_AIM OF THE TASK_.
Read the listing below and copy out every line that holds "基本单位".

Dataset rows:
****************

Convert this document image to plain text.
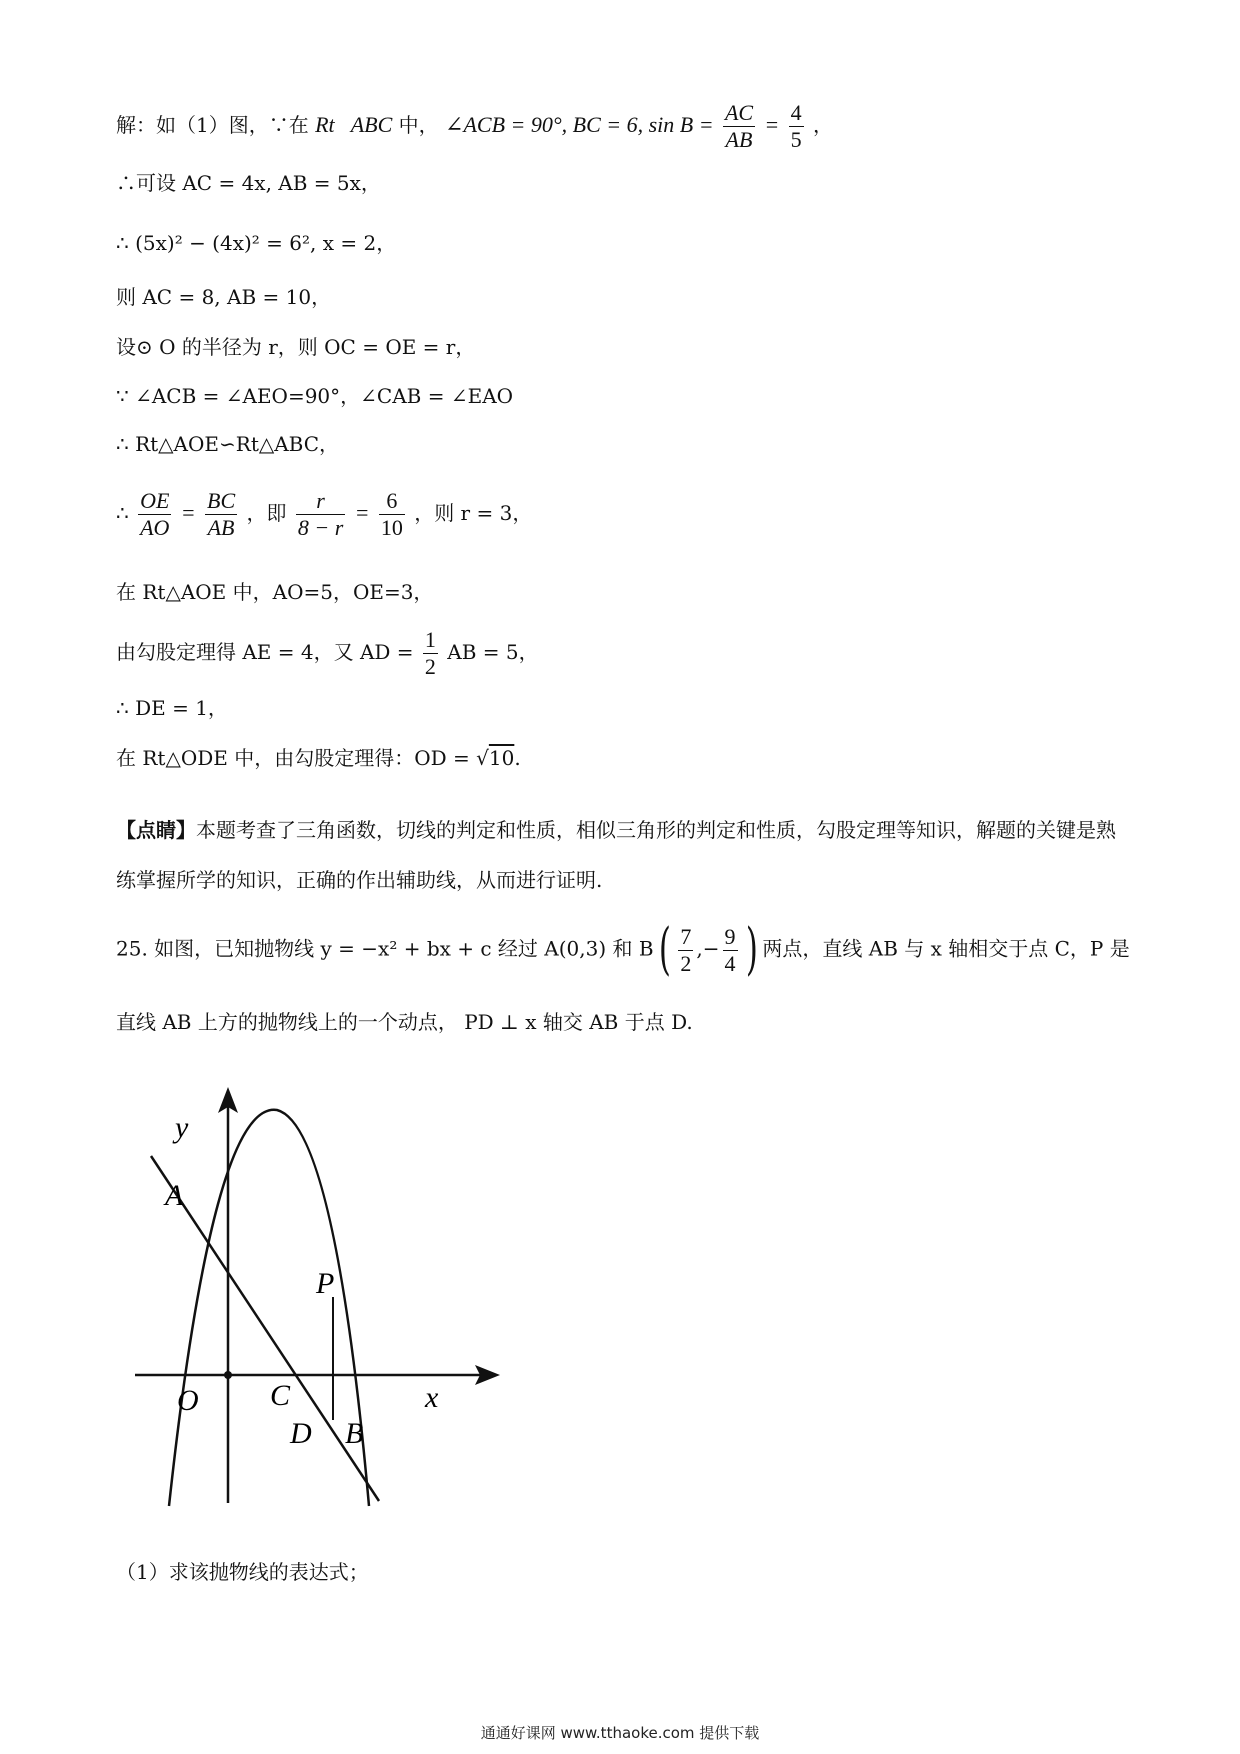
解：如（1）图，∵在 Rt   ABC 中， ∠ACB = 90°, BC = 6, $\sin B = \frac{AC}{AB} = \frac{4}{5}$ ，
∴可设 AC = 4x, AB = 5x，
∴ (5x)² − (4x)² = 6², x = 2，
则 AC = 8, AB = 10，
设⊙ O 的半径为 r，则 OC = OE = r，
∵ ∠ACB = ∠AEO=90°，∠CAB = ∠EAO
∴ Rt△AOE∽Rt△ABC，
∴ $\frac{OE}{AO} = \frac{BC}{AB}$ ，即 $\frac{r}{8 - r} = \frac{6}{10}$ ，则 r = 3，
在 Rt△AOE 中，AO=5，OE=3，
由勾股定理得 AE = 4，又 AD = $\frac{1}{2}$ AB = 5，
∴ DE = 1，
在 Rt△ODE 中，由勾股定理得：OD = √10.
【点睛】本题考查了三角函数，切线的判定和性质，相似三角形的判定和性质，勾股定理等知识，解题的关键是熟练掌握所学的知识，正确的作出辅助线，从而进行证明.
25. 如图，已知抛物线 y = −x² + bx + c 经过 A(0,3) 和 $B( \frac{7}{2}$ ,− $\frac{9}{4}$ ) 两点，直线 AB 与 x 轴相交于点 C，P 是
直线 AB 上方的抛物线上的一个动点， PD ⊥ x 轴交 AB 于点 D.
y
x
A
O C
D B
P
（1）求该抛物线的表达式；
通通好课网 www.tthaoke.com 提供下载
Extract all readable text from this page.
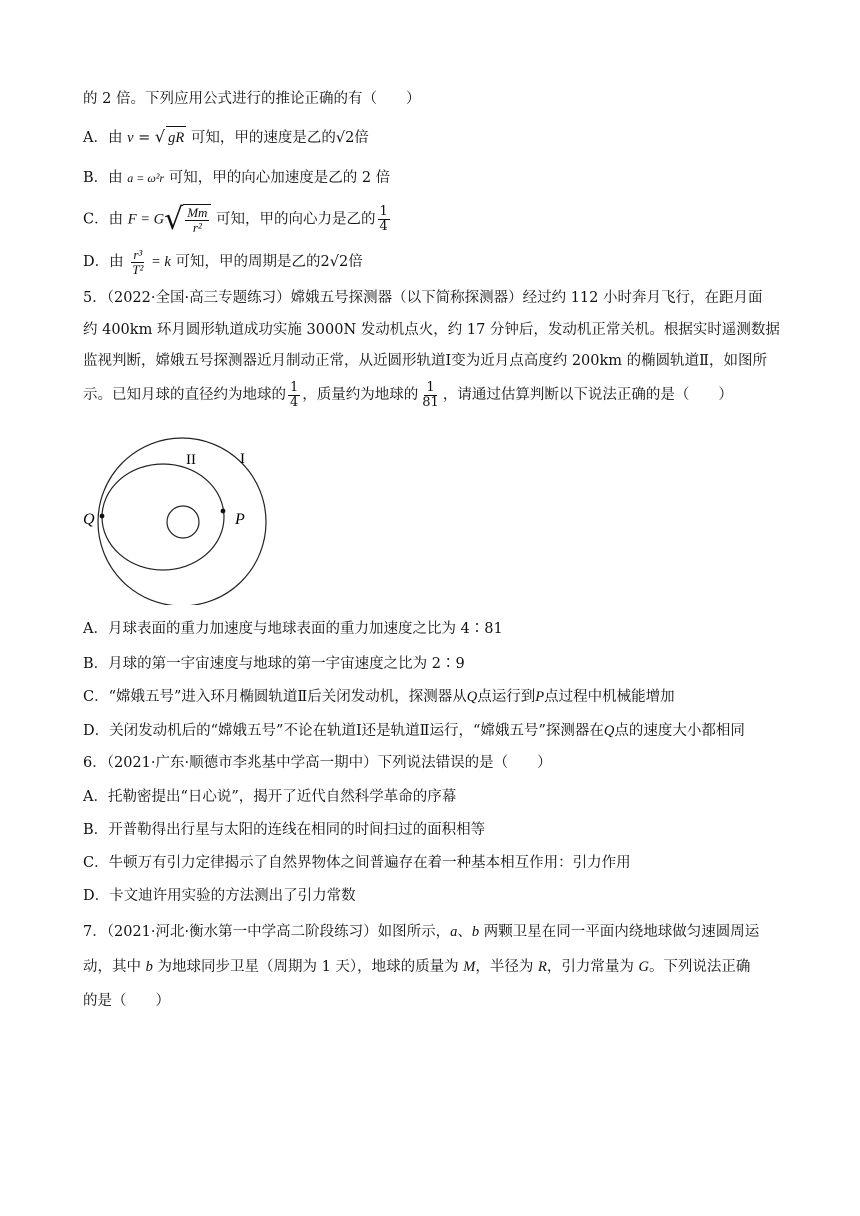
的 2 倍。下列应用公式进行的推论正确的有（　　）
A．由 v = √ gR 可知，甲的速度是乙的√2倍
B．由 a = ω²r 可知，甲的向心加速度是乙的 2 倍
C．由 F = G √ $\frac{Mm}{\text{r²}}$ 可知，甲的向心力是乙的 $\frac{1}{4}$
D．由 $\frac{\text{r³}}{\text{T²}} = k$ 可知，甲的周期是乙的2√2倍
5．（2022·全国·高三专题练习）嫦娥五号探测器（以下简称探测器）经过约 112 小时奔月飞行，在距月面
约 400km 环月圆形轨道成功实施 3000N 发动机点火，约 17 分钟后，发动机正常关机。根据实时遥测数据
监视判断，嫦娥五号探测器近月制动正常，从近圆形轨道Ⅰ变为近月点高度约 200km 的椭圆轨道Ⅱ，如图所
示。已知月球的直径约为地球的 $\frac{1}{4}$ ，质量约为地球的 $\frac{1}{81}$ ，请通过估算判断以下说法正确的是（　　）
I
II
Q	P
A．月球表面的重力加速度与地球表面的重力加速度之比为 4∶81
B．月球的第一宇宙速度与地球的第一宇宙速度之比为 2∶9
C．“嫦娥五号”进入环月椭圆轨道Ⅱ后关闭发动机，探测器从Q点运行到P点过程中机械能增加
D．关闭发动机后的“嫦娥五号”不论在轨道Ⅰ还是轨道Ⅱ运行，“嫦娥五号”探测器在Q点的速度大小都相同
6．（2021·广东·顺德市李兆基中学高一期中）下列说法错误的是（　　）
A．托勒密提出“日心说”，揭开了近代自然科学革命的序幕
B．开普勒得出行星与太阳的连线在相同的时间扫过的面积相等
C．牛顿万有引力定律揭示了自然界物体之间普遍存在着一种基本相互作用：引力作用
D．卡文迪许用实验的方法测出了引力常数
7．（2021·河北·衡水第一中学高二阶段练习）如图所示，a、b 两颗卫星在同一平面内绕地球做匀速圆周运
动，其中 b 为地球同步卫星（周期为 1 天），地球的质量为 M，半径为 R，引力常量为 G。下列说法正确
的是（　　）
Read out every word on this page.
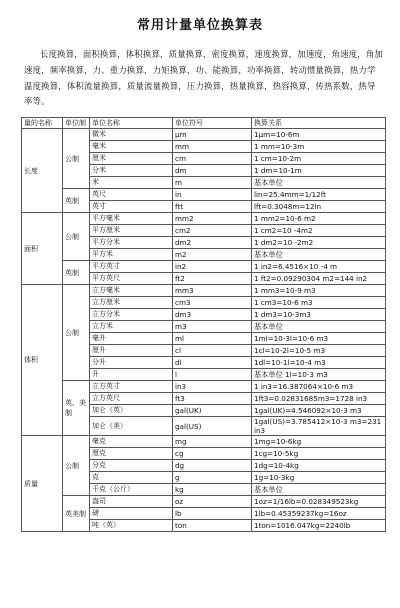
常用计量单位换算表
长度换算，面积换算，体积换算，质量换算，密度换算，速度换算，加速度，角速度，角加速度，频率换算，力、重力换算，力矩换算，功、能换算，功率换算，转动惯量换算，热力学温度换算，体积流量换算，质量流量换算，压力换算，热量换算，热容换算，传热系数，热导率等。
量的名称	单位制	单位名称	单位符号	换算关系
长度	公制	微米	μm	1μm=10-6m
		毫米	mm	1 mm=10-3m
		厘米	cm	1 cm=10-2m
		分米	dm	1 dm=10-1m
		米	m	基本单位
	英制	英尺	in	lin=25.4mm=1/12ft
		英寸	ftt	lft=0.3048m=12in
面积	公制	平方毫米	mm2	1 mm2=10-6 m2
		平方厘米	cm2	1 cm2=10 -4m2
		平方分米	dm2	1 dm2=10 -2m2
		平方米	m2	基本单位
	英制	平方英寸	in2	1 in2=6.4516×10 -4 m
		平方英尺	ft2	1 ft2=0.09290304 m2=144 in2
体积	公制	立方毫米	mm3	1 mm3=10-9 m3
		立方厘米	cm3	1 cm3=10-6 m3
		立方分米	dm3	1 dm3=10-3m3
		立方米	m3	基本单位
		毫升	ml	1ml=10-3l=10-6 m3
		厘升	cl	1cl=10-2l=10-5 m3
		分升	dl	1dl=10-1l=10-4 m3
		升	l	基本单位 1l=10-3 m3
	英、美制	立方英寸	in3	1 in3=16.387064×10-6 m3
		立方英尺	ft3	1ft3=0.02831685m3=1728 in3
		加仑（英）	gal(UK)	1gal(UK)=4.546092×10-3 m3
		加仑（美）	gal(US)	1gal(US)=3.785412×10-3 m3=231 in3
质量	公制	毫克	mg	1mg=10-6kg
		厘克	cg	1cg=10-5kg
		分克	dg	1dg=10-4kg
		克	g	1g=10-3kg
		千克（公斤）	kg	基本单位
	英美制	盎司	oz	1oz=1/16lb=0.028349523kg
		磅	lb	1lb=0.45359237kg=16oz
		吨（英）	ton	1ton=1016.047kg=2240lb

****************

_ANSWER TO THE EXERCISE_.
		米	m	基本单位
		平方米	m2	基本单位
		立方米	m3	基本单位
		升	l	基本单位 1l=10-3 m3
		千克（公斤）	kg	基本单位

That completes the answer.